# [MATERIAL]
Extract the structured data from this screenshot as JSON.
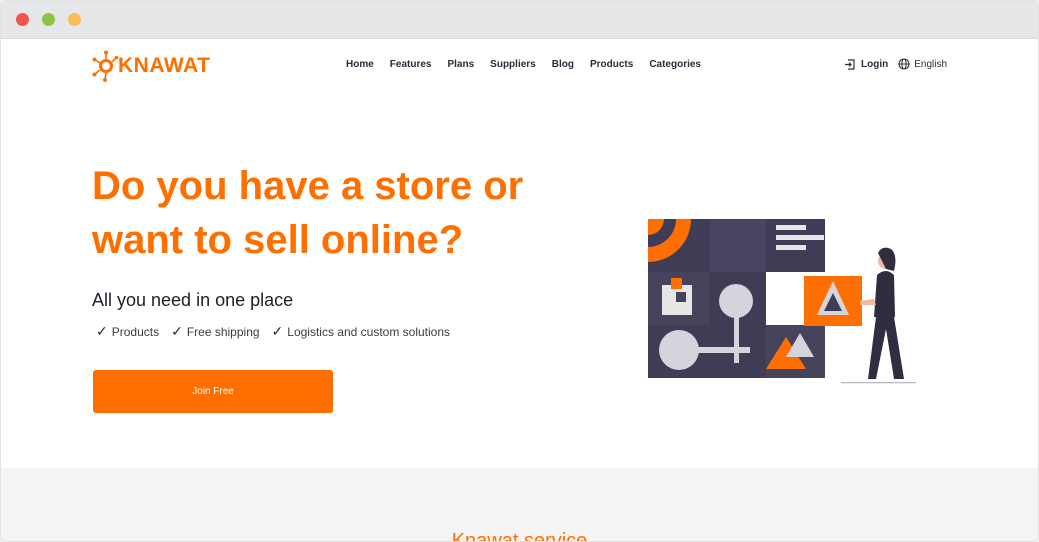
{
  "brand": {
    "name": "KNAWAT",
    "accent": "#ff6f00"
  },
  "nav": {
    "links": [
      "Home",
      "Features",
      "Plans",
      "Suppliers",
      "Blog",
      "Products",
      "Categories"
    ],
    "login_label": "Login",
    "language_label": "English"
  },
  "hero": {
    "title": "Do you have a store or want to sell online?",
    "subtitle": "All you need in one place",
    "features": [
      "Products",
      "Free shipping",
      "Logistics and custom solutions"
    ],
    "cta_label": "Join Free"
  },
  "section": {
    "heading": "Knawat service"
  }
}
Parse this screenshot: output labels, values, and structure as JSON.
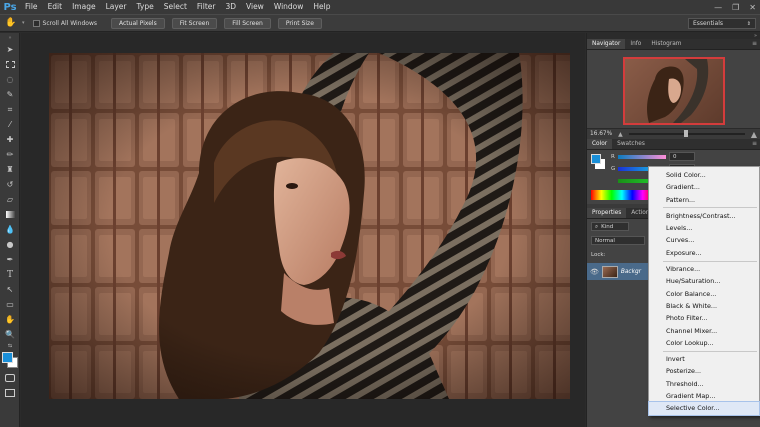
{
  "app": {
    "logo": "Ps"
  },
  "menu": [
    "File",
    "Edit",
    "Image",
    "Layer",
    "Type",
    "Select",
    "Filter",
    "3D",
    "View",
    "Window",
    "Help"
  ],
  "window_controls": {
    "minimize": "—",
    "restore": "❐",
    "close": "✕"
  },
  "options": {
    "scroll_all_windows": "Scroll All Windows",
    "buttons": [
      "Actual Pixels",
      "Fit Screen",
      "Fill Screen",
      "Print Size"
    ],
    "workspace": "Essentials"
  },
  "navigator": {
    "tabs": [
      "Navigator",
      "Info",
      "Histogram"
    ],
    "zoom": "16.67%"
  },
  "color_panel": {
    "tabs": [
      "Color",
      "Swatches"
    ],
    "r_label": "R",
    "g_label": "G",
    "r_value": "0",
    "g_value": "0"
  },
  "adjust_panel": {
    "tabs": [
      "Properties",
      "Actions"
    ],
    "kind": "Kind",
    "blend_mode": "Normal",
    "lock_label": "Lock:"
  },
  "layer": {
    "name": "Backgr"
  },
  "adjustments_menu": {
    "group1": [
      "Solid Color...",
      "Gradient...",
      "Pattern..."
    ],
    "group2": [
      "Brightness/Contrast...",
      "Levels...",
      "Curves...",
      "Exposure..."
    ],
    "group3": [
      "Vibrance...",
      "Hue/Saturation...",
      "Color Balance...",
      "Black & White...",
      "Photo Filter...",
      "Channel Mixer...",
      "Color Lookup..."
    ],
    "group4": [
      "Invert",
      "Posterize...",
      "Threshold...",
      "Gradient Map...",
      "Selective Color..."
    ]
  },
  "colors": {
    "foreground": "#1a8fd8",
    "background": "#ffffff",
    "navigator_frame": "#d43c3c"
  }
}
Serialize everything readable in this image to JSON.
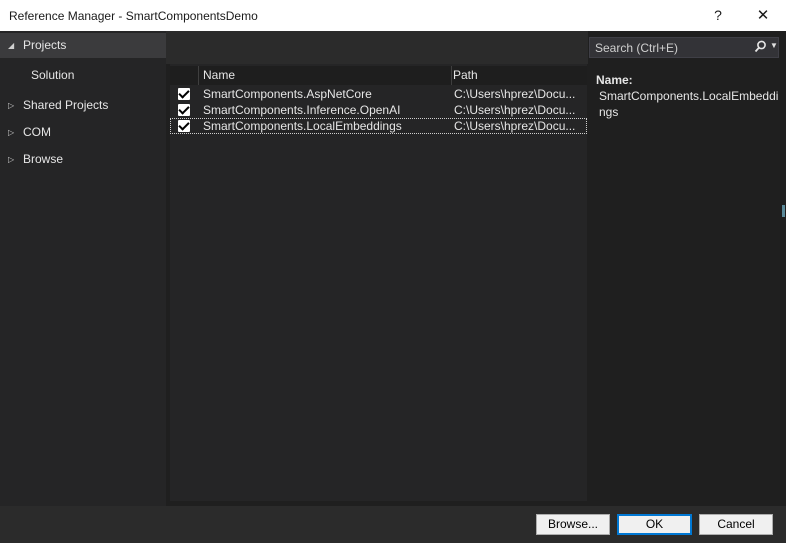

# [WHAT IS NEEDED]
Quote everything in the listing above exactly; pictures are the only thing to omit.

# [SOLUTION]
Extract the structured data from this screenshot as JSON.
{
  "brand": {
    "name": "KNAWAT",
    "accent": "#ff6f00"
  },
  "nav": {
    "links": [
      "Home",
      "Features",
      "Plans",
      "Suppliers",
      "Blog",
      "Products",
      "Categories"
    ],
    "login_label": "Login",
    "language_label": "English"
  },
  "hero": {
    "title": "Do you have a store or want to sell online?",
    "subtitle": "All you need in one place",
    "features": [
      "Products",
      "Free shipping",
      "Logistics and custom solutions"
    ],
    "cta_label": "Join Free"
  },
  "section": {
    "heading": "Knawat service"
  }
}
Parse this screenshot: output labels, values, and structure as JSON.
{
  "app": {
    "logo": "Ps"
  },
  "menu": [
    "File",
    "Edit",
    "Image",
    "Layer",
    "Type",
    "Select",
    "Filter",
    "3D",
    "View",
    "Window",
    "Help"
  ],
  "window_controls": {
    "minimize": "—",
    "restore": "❐",
    "close": "✕"
  },
  "options": {
    "scroll_all_windows": "Scroll All Windows",
    "buttons": [
      "Actual Pixels",
      "Fit Screen",
      "Fill Screen",
      "Print Size"
    ],
    "workspace": "Essentials"
  },
  "navigator": {
    "tabs": [
      "Navigator",
      "Info",
      "Histogram"
    ],
    "zoom": "16.67%"
  },
  "color_panel": {
    "tabs": [
      "Color",
      "Swatches"
    ],
    "r_label": "R",
    "g_label": "G",
    "r_value": "0",
    "g_value": "0"
  },
  "adjust_panel": {
    "tabs": [
      "Properties",
      "Actions"
    ],
    "kind": "Kind",
    "blend_mode": "Normal",
    "lock_label": "Lock:"
  },
  "layer": {
    "name": "Backgr"
  },
  "adjustments_menu": {
    "group1": [
      "Solid Color...",
      "Gradient...",
      "Pattern..."
    ],
    "group2": [
      "Brightness/Contrast...",
      "Levels...",
      "Curves...",
      "Exposure..."
    ],
    "group3": [
      "Vibrance...",
      "Hue/Saturation...",
      "Color Balance...",
      "Black & White...",
      "Photo Filter...",
      "Channel Mixer...",
      "Color Lookup..."
    ],
    "group4": [
      "Invert",
      "Posterize...",
      "Threshold...",
      "Gradient Map...",
      "Selective Color..."
    ]
  },
  "colors": {
    "foreground": "#1a8fd8",
    "background": "#ffffff",
    "navigator_frame": "#d43c3c"
  }
}
Serialize everything readable in this image to JSON.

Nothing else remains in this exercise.